Lift out all lines below that contain "Hernández".

— BEGIN The input —

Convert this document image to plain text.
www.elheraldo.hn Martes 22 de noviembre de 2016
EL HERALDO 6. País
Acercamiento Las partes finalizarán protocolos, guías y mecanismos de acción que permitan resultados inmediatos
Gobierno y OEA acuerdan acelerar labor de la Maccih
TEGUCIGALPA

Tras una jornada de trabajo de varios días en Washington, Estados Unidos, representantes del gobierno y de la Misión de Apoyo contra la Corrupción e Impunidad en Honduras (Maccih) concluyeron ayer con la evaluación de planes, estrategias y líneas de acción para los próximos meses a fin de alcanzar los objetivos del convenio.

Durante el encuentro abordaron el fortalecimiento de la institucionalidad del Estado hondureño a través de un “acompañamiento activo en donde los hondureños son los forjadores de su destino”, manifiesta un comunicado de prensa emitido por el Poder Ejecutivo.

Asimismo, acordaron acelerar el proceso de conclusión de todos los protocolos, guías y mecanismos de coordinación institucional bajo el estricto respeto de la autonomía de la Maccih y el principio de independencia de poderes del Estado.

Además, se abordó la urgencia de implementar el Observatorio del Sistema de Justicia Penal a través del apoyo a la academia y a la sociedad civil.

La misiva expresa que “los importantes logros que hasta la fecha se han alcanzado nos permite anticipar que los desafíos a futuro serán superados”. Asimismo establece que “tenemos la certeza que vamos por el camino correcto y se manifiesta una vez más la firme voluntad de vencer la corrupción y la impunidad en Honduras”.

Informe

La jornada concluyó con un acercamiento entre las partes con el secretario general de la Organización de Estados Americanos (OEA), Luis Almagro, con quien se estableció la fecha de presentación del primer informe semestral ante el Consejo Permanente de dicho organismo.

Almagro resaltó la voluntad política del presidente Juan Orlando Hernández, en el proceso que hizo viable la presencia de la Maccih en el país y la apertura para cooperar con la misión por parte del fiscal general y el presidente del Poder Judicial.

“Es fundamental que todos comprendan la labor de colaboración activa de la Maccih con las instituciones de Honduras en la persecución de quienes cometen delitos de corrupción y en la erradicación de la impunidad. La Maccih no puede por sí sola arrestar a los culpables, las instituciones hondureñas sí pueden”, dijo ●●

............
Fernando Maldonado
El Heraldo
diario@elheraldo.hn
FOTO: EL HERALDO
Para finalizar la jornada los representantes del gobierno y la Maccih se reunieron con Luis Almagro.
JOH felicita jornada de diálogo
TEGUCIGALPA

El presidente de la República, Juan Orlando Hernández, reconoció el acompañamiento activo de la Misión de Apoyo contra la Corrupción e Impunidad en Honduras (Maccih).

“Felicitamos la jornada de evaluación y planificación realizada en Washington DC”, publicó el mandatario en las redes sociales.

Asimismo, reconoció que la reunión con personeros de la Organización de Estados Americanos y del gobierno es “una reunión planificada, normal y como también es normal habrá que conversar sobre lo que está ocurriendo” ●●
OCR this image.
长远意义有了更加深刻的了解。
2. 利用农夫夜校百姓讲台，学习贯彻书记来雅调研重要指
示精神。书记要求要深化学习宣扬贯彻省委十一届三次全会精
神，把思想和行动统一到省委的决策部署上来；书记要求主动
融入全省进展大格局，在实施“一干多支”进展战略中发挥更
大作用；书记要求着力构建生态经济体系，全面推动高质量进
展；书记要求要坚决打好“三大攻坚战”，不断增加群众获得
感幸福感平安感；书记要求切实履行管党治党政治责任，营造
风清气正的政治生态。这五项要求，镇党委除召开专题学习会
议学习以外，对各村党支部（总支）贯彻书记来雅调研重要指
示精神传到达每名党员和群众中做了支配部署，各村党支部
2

— END The input —

In response:
Almagro resaltó la voluntad política del presidente Juan Orlando Hernández, en el proceso que hizo viable la presencia de la Maccih en el país y la apertura para cooperar con la misión por parte del fiscal general y el presidente del Poder Judicial.
El presidente de la República, Juan Orlando Hernández, reconoció el acompañamiento activo de la Misión de Apoyo contra la Corrupción e Impunidad en Honduras (Maccih).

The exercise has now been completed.